> WHAT IS EXPECTED: Reproduce all of the material exactly as shown.

─── DATA EXCERPTS

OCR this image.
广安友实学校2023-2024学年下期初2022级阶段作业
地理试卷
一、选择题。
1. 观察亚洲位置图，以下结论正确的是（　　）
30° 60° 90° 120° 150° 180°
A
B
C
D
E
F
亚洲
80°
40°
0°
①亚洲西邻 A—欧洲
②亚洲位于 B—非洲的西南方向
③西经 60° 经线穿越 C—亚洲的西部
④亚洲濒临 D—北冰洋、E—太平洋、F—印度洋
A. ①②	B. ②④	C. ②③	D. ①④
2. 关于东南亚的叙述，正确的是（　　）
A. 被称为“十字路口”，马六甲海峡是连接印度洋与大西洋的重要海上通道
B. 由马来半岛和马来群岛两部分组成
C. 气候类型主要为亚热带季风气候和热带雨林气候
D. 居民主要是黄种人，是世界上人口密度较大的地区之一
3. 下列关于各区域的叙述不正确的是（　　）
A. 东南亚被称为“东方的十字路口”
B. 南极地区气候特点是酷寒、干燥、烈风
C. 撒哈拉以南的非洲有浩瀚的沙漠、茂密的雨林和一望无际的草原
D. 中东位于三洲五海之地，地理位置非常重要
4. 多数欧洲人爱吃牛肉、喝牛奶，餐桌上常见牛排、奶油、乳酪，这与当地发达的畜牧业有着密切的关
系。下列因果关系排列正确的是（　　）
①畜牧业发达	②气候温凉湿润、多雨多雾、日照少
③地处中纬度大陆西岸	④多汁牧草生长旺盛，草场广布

──────

> OUTPUT FOR THIS EXERCISE:
OCR this image.
广安友实学校2023-2024学年下期初2022级阶段作业
地理试卷
一、选择题。
1. 观察亚洲位置图，以下结论正确的是（　　）
30° 60° 90° 120° 150° 180°
A
B
C
D
E
F
亚洲
80°
40°
0°
①亚洲西邻 A—欧洲
②亚洲位于 B—非洲的西南方向
③西经 60° 经线穿越 C—亚洲的西部
④亚洲濒临 D—北冰洋、E—太平洋、F—印度洋
A. ①②	B. ②④	C. ②③	D. ①④
2. 关于东南亚的叙述，正确的是（　　）
A. 被称为“十字路口”，马六甲海峡是连接印度洋与大西洋的重要海上通道
B. 由马来半岛和马来群岛两部分组成
C. 气候类型主要为亚热带季风气候和热带雨林气候
D. 居民主要是黄种人，是世界上人口密度较大的地区之一
3. 下列关于各区域的叙述不正确的是（　　）
A. 东南亚被称为“东方的十字路口”
B. 南极地区气候特点是酷寒、干燥、烈风
C. 撒哈拉以南的非洲有浩瀚的沙漠、茂密的雨林和一望无际的草原
D. 中东位于三洲五海之地，地理位置非常重要
4. 多数欧洲人爱吃牛肉、喝牛奶，餐桌上常见牛排、奶油、乳酪，这与当地发达的畜牧业有着密切的关
系。下列因果关系排列正确的是（　　）
①畜牧业发达	②气候温凉湿润、多雨多雾、日照少
③地处中纬度大陆西岸	④多汁牧草生长旺盛，草场广布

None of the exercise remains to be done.